RECORDS PROVIDED
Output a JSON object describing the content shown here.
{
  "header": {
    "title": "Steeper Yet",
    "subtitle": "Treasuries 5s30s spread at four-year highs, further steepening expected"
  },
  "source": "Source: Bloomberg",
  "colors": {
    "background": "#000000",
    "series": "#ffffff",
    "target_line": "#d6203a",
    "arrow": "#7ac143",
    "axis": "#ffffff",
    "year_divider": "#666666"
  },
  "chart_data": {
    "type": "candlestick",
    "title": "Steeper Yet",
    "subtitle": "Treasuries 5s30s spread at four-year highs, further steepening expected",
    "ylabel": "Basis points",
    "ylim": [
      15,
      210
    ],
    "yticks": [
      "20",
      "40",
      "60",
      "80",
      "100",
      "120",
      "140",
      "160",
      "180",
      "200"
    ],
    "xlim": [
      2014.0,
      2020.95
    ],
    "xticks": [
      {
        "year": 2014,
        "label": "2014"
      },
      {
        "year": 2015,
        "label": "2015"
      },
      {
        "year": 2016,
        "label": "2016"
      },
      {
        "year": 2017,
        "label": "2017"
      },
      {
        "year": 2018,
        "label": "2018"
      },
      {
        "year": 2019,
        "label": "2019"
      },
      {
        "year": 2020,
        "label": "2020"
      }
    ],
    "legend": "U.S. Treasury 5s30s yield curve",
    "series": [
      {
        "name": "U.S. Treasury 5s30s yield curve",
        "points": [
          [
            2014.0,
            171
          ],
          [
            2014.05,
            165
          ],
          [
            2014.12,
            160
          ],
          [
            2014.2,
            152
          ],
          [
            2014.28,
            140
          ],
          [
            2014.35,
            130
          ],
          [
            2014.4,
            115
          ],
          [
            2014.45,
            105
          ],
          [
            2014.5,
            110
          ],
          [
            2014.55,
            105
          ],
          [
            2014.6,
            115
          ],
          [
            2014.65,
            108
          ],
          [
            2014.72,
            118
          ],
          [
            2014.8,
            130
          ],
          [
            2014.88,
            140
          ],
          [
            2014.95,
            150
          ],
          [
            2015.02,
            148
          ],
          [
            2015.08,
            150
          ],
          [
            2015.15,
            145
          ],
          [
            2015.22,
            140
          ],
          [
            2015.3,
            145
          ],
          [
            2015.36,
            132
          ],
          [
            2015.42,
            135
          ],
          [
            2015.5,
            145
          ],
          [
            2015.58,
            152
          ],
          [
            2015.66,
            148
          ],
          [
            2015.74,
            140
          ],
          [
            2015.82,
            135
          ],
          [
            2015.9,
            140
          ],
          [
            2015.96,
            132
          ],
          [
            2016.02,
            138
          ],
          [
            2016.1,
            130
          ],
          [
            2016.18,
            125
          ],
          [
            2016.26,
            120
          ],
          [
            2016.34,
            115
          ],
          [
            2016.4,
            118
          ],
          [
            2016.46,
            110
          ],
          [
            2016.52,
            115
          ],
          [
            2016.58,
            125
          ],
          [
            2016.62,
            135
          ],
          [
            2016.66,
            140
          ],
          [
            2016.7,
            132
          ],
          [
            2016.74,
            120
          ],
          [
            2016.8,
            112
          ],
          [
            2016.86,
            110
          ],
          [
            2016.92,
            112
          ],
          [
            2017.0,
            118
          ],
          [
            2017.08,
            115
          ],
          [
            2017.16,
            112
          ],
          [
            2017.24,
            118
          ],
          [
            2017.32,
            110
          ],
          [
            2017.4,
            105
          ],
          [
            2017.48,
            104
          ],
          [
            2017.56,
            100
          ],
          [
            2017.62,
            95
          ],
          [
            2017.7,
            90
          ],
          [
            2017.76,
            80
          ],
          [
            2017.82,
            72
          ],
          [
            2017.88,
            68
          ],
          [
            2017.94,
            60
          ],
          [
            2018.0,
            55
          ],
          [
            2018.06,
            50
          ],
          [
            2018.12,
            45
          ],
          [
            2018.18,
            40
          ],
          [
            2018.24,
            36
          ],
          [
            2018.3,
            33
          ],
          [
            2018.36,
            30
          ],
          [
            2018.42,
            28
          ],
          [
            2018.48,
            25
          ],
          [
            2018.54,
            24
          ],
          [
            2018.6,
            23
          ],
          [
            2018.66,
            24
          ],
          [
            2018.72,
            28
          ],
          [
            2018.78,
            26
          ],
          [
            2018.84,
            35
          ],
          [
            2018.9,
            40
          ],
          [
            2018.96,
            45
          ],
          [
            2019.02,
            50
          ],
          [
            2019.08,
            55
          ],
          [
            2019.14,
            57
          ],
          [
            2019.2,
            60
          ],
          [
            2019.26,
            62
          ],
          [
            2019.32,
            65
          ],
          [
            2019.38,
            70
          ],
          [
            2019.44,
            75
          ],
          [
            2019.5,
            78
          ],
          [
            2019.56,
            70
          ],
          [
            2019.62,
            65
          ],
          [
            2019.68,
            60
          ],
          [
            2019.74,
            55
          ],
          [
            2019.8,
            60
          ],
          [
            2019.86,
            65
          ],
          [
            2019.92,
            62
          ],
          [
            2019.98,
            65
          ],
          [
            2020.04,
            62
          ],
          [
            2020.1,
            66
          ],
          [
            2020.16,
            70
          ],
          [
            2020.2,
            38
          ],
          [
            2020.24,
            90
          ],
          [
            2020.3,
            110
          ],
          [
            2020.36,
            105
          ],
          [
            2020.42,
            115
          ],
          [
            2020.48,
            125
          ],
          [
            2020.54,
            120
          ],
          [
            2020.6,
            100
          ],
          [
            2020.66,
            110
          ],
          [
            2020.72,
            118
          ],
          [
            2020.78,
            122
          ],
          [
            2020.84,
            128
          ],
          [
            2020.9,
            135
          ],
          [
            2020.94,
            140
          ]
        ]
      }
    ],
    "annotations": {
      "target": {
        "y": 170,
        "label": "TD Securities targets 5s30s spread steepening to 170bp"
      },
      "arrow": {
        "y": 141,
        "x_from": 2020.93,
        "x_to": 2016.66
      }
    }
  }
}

WHAT THE TASK ASKS
Your task is to repeat the data exactly; please include every line.

EXERCISE RESPONSE
Output a JSON object describing the content shown here.
{
  "header": {
    "title": "Steeper Yet",
    "subtitle": "Treasuries 5s30s spread at four-year highs, further steepening expected"
  },
  "source": "Source: Bloomberg",
  "colors": {
    "background": "#000000",
    "series": "#ffffff",
    "target_line": "#d6203a",
    "arrow": "#7ac143",
    "axis": "#ffffff",
    "year_divider": "#666666"
  },
  "chart_data": {
    "type": "candlestick",
    "title": "Steeper Yet",
    "subtitle": "Treasuries 5s30s spread at four-year highs, further steepening expected",
    "ylabel": "Basis points",
    "ylim": [
      15,
      210
    ],
    "yticks": [
      "20",
      "40",
      "60",
      "80",
      "100",
      "120",
      "140",
      "160",
      "180",
      "200"
    ],
    "xlim": [
      2014.0,
      2020.95
    ],
    "xticks": [
      {
        "year": 2014,
        "label": "2014"
      },
      {
        "year": 2015,
        "label": "2015"
      },
      {
        "year": 2016,
        "label": "2016"
      },
      {
        "year": 2017,
        "label": "2017"
      },
      {
        "year": 2018,
        "label": "2018"
      },
      {
        "year": 2019,
        "label": "2019"
      },
      {
        "year": 2020,
        "label": "2020"
      }
    ],
    "legend": "U.S. Treasury 5s30s yield curve",
    "series": [
      {
        "name": "U.S. Treasury 5s30s yield curve",
        "points": [
          [
            2014.0,
            171
          ],
          [
            2014.05,
            165
          ],
          [
            2014.12,
            160
          ],
          [
            2014.2,
            152
          ],
          [
            2014.28,
            140
          ],
          [
            2014.35,
            130
          ],
          [
            2014.4,
            115
          ],
          [
            2014.45,
            105
          ],
          [
            2014.5,
            110
          ],
          [
            2014.55,
            105
          ],
          [
            2014.6,
            115
          ],
          [
            2014.65,
            108
          ],
          [
            2014.72,
            118
          ],
          [
            2014.8,
            130
          ],
          [
            2014.88,
            140
          ],
          [
            2014.95,
            150
          ],
          [
            2015.02,
            148
          ],
          [
            2015.08,
            150
          ],
          [
            2015.15,
            145
          ],
          [
            2015.22,
            140
          ],
          [
            2015.3,
            145
          ],
          [
            2015.36,
            132
          ],
          [
            2015.42,
            135
          ],
          [
            2015.5,
            145
          ],
          [
            2015.58,
            152
          ],
          [
            2015.66,
            148
          ],
          [
            2015.74,
            140
          ],
          [
            2015.82,
            135
          ],
          [
            2015.9,
            140
          ],
          [
            2015.96,
            132
          ],
          [
            2016.02,
            138
          ],
          [
            2016.1,
            130
          ],
          [
            2016.18,
            125
          ],
          [
            2016.26,
            120
          ],
          [
            2016.34,
            115
          ],
          [
            2016.4,
            118
          ],
          [
            2016.46,
            110
          ],
          [
            2016.52,
            115
          ],
          [
            2016.58,
            125
          ],
          [
            2016.62,
            135
          ],
          [
            2016.66,
            140
          ],
          [
            2016.7,
            132
          ],
          [
            2016.74,
            120
          ],
          [
            2016.8,
            112
          ],
          [
            2016.86,
            110
          ],
          [
            2016.92,
            112
          ],
          [
            2017.0,
            118
          ],
          [
            2017.08,
            115
          ],
          [
            2017.16,
            112
          ],
          [
            2017.24,
            118
          ],
          [
            2017.32,
            110
          ],
          [
            2017.4,
            105
          ],
          [
            2017.48,
            104
          ],
          [
            2017.56,
            100
          ],
          [
            2017.62,
            95
          ],
          [
            2017.7,
            90
          ],
          [
            2017.76,
            80
          ],
          [
            2017.82,
            72
          ],
          [
            2017.88,
            68
          ],
          [
            2017.94,
            60
          ],
          [
            2018.0,
            55
          ],
          [
            2018.06,
            50
          ],
          [
            2018.12,
            45
          ],
          [
            2018.18,
            40
          ],
          [
            2018.24,
            36
          ],
          [
            2018.3,
            33
          ],
          [
            2018.36,
            30
          ],
          [
            2018.42,
            28
          ],
          [
            2018.48,
            25
          ],
          [
            2018.54,
            24
          ],
          [
            2018.6,
            23
          ],
          [
            2018.66,
            24
          ],
          [
            2018.72,
            28
          ],
          [
            2018.78,
            26
          ],
          [
            2018.84,
            35
          ],
          [
            2018.9,
            40
          ],
          [
            2018.96,
            45
          ],
          [
            2019.02,
            50
          ],
          [
            2019.08,
            55
          ],
          [
            2019.14,
            57
          ],
          [
            2019.2,
            60
          ],
          [
            2019.26,
            62
          ],
          [
            2019.32,
            65
          ],
          [
            2019.38,
            70
          ],
          [
            2019.44,
            75
          ],
          [
            2019.5,
            78
          ],
          [
            2019.56,
            70
          ],
          [
            2019.62,
            65
          ],
          [
            2019.68,
            60
          ],
          [
            2019.74,
            55
          ],
          [
            2019.8,
            60
          ],
          [
            2019.86,
            65
          ],
          [
            2019.92,
            62
          ],
          [
            2019.98,
            65
          ],
          [
            2020.04,
            62
          ],
          [
            2020.1,
            66
          ],
          [
            2020.16,
            70
          ],
          [
            2020.2,
            38
          ],
          [
            2020.24,
            90
          ],
          [
            2020.3,
            110
          ],
          [
            2020.36,
            105
          ],
          [
            2020.42,
            115
          ],
          [
            2020.48,
            125
          ],
          [
            2020.54,
            120
          ],
          [
            2020.6,
            100
          ],
          [
            2020.66,
            110
          ],
          [
            2020.72,
            118
          ],
          [
            2020.78,
            122
          ],
          [
            2020.84,
            128
          ],
          [
            2020.9,
            135
          ],
          [
            2020.94,
            140
          ]
        ]
      }
    ],
    "annotations": {
      "target": {
        "y": 170,
        "label": "TD Securities targets 5s30s spread steepening to 170bp"
      },
      "arrow": {
        "y": 141,
        "x_from": 2020.93,
        "x_to": 2016.66
      }
    }
  }
}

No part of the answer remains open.